Requirement =>
Print the entries in full, word for word, but not the pictures.
************
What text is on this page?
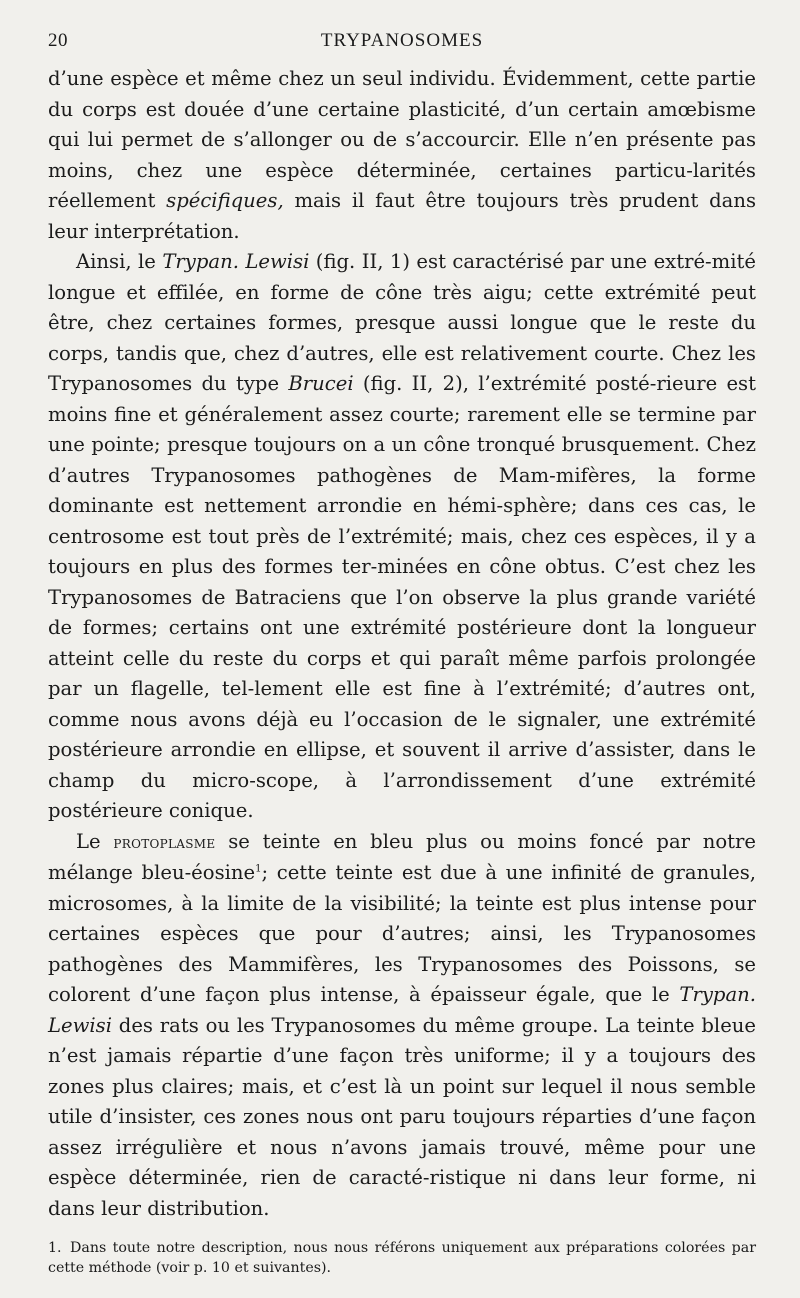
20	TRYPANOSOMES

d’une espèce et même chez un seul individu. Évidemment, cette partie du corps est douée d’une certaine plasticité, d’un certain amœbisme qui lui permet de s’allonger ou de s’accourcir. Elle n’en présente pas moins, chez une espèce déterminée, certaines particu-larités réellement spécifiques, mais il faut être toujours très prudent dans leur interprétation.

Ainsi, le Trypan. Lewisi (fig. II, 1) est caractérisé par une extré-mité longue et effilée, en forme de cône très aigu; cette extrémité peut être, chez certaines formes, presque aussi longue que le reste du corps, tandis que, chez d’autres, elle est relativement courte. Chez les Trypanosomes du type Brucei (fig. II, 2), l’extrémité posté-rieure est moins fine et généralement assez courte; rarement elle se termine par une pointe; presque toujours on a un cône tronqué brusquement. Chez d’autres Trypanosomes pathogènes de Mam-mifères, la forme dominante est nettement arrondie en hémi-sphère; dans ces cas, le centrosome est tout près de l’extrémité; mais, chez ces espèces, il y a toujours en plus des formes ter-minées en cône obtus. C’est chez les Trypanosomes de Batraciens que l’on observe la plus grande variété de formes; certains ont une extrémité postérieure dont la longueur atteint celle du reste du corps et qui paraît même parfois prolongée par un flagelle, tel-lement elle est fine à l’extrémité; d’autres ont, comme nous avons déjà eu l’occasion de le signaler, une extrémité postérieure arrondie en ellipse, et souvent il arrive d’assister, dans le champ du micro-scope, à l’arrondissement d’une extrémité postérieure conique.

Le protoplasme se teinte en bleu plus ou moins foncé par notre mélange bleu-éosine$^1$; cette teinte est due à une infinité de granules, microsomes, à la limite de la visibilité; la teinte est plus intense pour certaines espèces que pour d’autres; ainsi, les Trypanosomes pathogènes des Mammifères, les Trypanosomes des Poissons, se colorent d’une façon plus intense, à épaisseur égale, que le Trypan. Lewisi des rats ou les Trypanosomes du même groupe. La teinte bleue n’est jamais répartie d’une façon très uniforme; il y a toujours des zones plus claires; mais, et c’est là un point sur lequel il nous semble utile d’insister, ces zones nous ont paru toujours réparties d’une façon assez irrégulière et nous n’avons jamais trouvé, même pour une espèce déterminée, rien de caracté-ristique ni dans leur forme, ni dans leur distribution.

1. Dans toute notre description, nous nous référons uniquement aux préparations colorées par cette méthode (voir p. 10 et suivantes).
************
Solution to this task =>
What text is on this page?
20	TRYPANOSOMES

d’une espèce et même chez un seul individu. Évidemment, cette partie du corps est douée d’une certaine plasticité, d’un certain amœbisme qui lui permet de s’allonger ou de s’accourcir. Elle n’en présente pas moins, chez une espèce déterminée, certaines particu-larités réellement spécifiques, mais il faut être toujours très prudent dans leur interprétation.

Ainsi, le Trypan. Lewisi (fig. II, 1) est caractérisé par une extré-mité longue et effilée, en forme de cône très aigu; cette extrémité peut être, chez certaines formes, presque aussi longue que le reste du corps, tandis que, chez d’autres, elle est relativement courte. Chez les Trypanosomes du type Brucei (fig. II, 2), l’extrémité posté-rieure est moins fine et généralement assez courte; rarement elle se termine par une pointe; presque toujours on a un cône tronqué brusquement. Chez d’autres Trypanosomes pathogènes de Mam-mifères, la forme dominante est nettement arrondie en hémi-sphère; dans ces cas, le centrosome est tout près de l’extrémité; mais, chez ces espèces, il y a toujours en plus des formes ter-minées en cône obtus. C’est chez les Trypanosomes de Batraciens que l’on observe la plus grande variété de formes; certains ont une extrémité postérieure dont la longueur atteint celle du reste du corps et qui paraît même parfois prolongée par un flagelle, tel-lement elle est fine à l’extrémité; d’autres ont, comme nous avons déjà eu l’occasion de le signaler, une extrémité postérieure arrondie en ellipse, et souvent il arrive d’assister, dans le champ du micro-scope, à l’arrondissement d’une extrémité postérieure conique.

Le protoplasme se teinte en bleu plus ou moins foncé par notre mélange bleu-éosine$^1$; cette teinte est due à une infinité de granules, microsomes, à la limite de la visibilité; la teinte est plus intense pour certaines espèces que pour d’autres; ainsi, les Trypanosomes pathogènes des Mammifères, les Trypanosomes des Poissons, se colorent d’une façon plus intense, à épaisseur égale, que le Trypan. Lewisi des rats ou les Trypanosomes du même groupe. La teinte bleue n’est jamais répartie d’une façon très uniforme; il y a toujours des zones plus claires; mais, et c’est là un point sur lequel il nous semble utile d’insister, ces zones nous ont paru toujours réparties d’une façon assez irrégulière et nous n’avons jamais trouvé, même pour une espèce déterminée, rien de caracté-ristique ni dans leur forme, ni dans leur distribution.

1. Dans toute notre description, nous nous référons uniquement aux préparations colorées par cette méthode (voir p. 10 et suivantes).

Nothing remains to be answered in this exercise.